EXERCICES À FAIRE
a) Recopiez sans rien changer le passage de l'extrait qui commence aux mots «Debut de section - PermalienPhoto» et se termine après «sur la table.».
b) Traduisez en anglais cette phrase de l'extrait : « L'autonomie des cadres intermédiaires est également une piste. »

EXTRAIT DU TEXTE
# # # # # # #
Debut de section - PermalienPhoto de François Grosdidier

Nous sommes preneurs de toute proposition dans le prolongement de cette audition.

On a d'ores et déjà identifié plusieurs pistes : en premier lieu, ce malaise entre la hiérarchie et la base doit être atténué. La police de sécurité du quotidien apportera peut-être des réponses puisqu'elle vise une meilleure territorialisation de l'action policière, qui constitue un autre problème que l'on a identifié. L'autonomie des cadres intermédiaires est également une piste. Le transfert de certaines activités au secteur privé est également une piste sur la table.

Pensez-vous que les 7 000 postes de policiers et les 3 000 postes de gendarme supplémentaires suffiront à couvrir les besoins si l'on tient compte de l'allégement de la procédure pénale qu'on nous annonce, bien que l'on n'en connaisse pas encore les contours ? Enfin, comment résorber ce sentiment qu'ont les policiers de travailler pour rien au regard des réponses pénales parfois insuffisantes apportées par les magistrats ?
# # # # # # #
[Données]
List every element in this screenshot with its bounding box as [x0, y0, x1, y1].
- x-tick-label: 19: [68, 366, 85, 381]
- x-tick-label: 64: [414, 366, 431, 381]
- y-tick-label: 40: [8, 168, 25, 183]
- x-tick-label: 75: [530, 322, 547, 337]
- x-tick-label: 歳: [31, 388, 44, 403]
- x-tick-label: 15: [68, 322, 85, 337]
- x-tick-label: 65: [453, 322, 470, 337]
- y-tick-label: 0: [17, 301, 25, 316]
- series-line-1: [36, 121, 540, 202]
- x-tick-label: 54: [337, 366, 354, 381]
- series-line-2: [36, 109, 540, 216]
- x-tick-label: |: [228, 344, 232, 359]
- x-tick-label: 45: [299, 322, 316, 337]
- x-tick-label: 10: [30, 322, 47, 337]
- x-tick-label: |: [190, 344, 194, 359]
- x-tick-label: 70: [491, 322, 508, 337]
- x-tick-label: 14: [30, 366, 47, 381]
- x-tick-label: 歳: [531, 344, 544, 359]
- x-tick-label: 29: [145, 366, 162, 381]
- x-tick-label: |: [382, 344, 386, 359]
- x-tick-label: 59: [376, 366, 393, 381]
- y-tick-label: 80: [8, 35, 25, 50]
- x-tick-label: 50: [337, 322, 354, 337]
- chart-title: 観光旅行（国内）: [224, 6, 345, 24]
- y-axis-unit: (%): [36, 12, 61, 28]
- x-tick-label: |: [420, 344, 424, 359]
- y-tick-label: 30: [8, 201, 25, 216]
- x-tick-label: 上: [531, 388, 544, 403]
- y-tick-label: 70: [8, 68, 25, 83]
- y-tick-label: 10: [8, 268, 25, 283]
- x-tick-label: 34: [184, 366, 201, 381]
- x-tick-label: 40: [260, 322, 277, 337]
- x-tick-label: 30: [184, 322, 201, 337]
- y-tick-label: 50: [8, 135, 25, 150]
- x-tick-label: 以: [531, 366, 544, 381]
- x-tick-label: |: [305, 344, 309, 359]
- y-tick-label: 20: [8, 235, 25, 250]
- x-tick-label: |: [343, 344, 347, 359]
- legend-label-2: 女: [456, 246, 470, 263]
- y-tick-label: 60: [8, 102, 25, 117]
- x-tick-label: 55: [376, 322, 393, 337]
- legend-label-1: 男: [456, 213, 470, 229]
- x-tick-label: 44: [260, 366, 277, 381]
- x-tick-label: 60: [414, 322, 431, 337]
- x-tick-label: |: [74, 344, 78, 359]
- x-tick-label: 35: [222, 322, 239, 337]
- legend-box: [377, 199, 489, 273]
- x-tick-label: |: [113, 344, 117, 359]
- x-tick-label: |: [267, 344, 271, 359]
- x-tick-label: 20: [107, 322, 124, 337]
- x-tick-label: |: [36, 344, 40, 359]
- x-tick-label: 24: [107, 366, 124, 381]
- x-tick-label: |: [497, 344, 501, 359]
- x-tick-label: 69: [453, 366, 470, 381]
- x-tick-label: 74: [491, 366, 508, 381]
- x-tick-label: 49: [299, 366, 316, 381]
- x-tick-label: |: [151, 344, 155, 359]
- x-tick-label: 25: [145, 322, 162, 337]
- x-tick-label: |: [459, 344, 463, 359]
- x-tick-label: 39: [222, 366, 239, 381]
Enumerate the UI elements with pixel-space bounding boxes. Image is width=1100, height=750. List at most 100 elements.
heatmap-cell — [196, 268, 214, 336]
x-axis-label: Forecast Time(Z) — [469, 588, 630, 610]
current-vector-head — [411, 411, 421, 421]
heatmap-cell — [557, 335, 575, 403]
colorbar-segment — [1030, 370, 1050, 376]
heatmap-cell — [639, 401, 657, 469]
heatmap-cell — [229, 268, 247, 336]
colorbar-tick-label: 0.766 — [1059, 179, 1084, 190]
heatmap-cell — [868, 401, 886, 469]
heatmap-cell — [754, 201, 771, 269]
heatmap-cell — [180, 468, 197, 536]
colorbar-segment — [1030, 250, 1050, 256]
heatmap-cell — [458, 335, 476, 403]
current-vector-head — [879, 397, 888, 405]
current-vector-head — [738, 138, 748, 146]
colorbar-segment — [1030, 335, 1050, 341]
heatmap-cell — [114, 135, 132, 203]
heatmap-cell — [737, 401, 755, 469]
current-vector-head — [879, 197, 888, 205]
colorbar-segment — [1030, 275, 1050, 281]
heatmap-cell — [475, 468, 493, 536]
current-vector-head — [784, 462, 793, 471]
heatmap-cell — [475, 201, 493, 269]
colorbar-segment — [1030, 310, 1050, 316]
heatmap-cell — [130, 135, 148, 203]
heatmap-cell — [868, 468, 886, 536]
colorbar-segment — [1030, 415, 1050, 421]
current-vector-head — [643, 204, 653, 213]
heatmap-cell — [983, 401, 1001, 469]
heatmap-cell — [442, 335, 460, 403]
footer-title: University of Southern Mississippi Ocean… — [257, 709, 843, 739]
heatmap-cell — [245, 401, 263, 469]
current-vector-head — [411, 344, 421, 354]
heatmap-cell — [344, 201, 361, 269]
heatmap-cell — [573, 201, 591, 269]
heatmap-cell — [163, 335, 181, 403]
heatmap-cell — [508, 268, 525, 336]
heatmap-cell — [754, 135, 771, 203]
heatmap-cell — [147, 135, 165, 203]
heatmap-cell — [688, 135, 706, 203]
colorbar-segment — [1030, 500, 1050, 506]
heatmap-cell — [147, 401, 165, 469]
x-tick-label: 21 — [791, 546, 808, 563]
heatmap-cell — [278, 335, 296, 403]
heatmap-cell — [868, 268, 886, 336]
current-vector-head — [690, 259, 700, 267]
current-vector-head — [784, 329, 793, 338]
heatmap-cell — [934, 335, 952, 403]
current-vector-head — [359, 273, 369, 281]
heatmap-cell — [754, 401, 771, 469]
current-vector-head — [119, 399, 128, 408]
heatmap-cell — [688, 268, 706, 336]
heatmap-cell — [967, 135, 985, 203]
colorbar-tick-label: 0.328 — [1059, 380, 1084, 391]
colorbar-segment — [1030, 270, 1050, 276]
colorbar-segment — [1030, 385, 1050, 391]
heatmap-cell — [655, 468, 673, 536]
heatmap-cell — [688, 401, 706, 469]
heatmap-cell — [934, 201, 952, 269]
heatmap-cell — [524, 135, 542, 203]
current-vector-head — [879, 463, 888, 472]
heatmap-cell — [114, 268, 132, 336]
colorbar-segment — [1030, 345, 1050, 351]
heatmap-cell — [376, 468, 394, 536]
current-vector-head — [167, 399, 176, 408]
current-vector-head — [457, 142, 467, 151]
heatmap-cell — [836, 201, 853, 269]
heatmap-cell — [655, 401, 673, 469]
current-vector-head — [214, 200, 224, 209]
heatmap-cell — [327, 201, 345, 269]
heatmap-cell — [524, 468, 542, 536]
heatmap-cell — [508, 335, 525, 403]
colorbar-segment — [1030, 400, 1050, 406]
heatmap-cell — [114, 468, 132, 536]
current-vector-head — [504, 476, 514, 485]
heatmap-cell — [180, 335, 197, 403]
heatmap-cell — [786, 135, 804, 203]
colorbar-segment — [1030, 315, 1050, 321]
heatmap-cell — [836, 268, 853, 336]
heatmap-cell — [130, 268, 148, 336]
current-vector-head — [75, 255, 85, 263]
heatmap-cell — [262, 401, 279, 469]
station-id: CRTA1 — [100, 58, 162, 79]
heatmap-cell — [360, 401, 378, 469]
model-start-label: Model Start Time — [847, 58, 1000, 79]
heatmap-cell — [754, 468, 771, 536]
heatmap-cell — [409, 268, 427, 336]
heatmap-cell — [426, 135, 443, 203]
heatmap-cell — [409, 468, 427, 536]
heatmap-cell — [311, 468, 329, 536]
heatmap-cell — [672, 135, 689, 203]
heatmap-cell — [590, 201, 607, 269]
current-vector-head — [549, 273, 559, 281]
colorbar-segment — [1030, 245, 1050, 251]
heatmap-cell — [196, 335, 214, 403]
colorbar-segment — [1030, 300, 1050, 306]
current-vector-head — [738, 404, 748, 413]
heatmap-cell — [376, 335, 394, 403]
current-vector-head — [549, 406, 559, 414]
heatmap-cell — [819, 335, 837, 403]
# # # # # # #
RÉPONSES NUMÉROTÉES
a)
Debut de section - PermalienPhoto de François Grosdidier

Nous sommes preneurs de toute proposition dans le prolongement de cette audition.

On a d'ores et déjà identifié plusieurs pistes : en premier lieu, ce malaise entre la hiérarchie et la base doit être atténué. La police de sécurité du quotidien apportera peut-être des réponses puisqu'elle vise une meilleure territorialisation de l'action policière, qui constitue un autre problème que l'on a identifié. L'autonomie des cadres intermédiaires est également une piste. Le transfert de certaines activités au secteur privé est également une piste sur la table.

b) The autonomy of middle managers is also a possible avenue.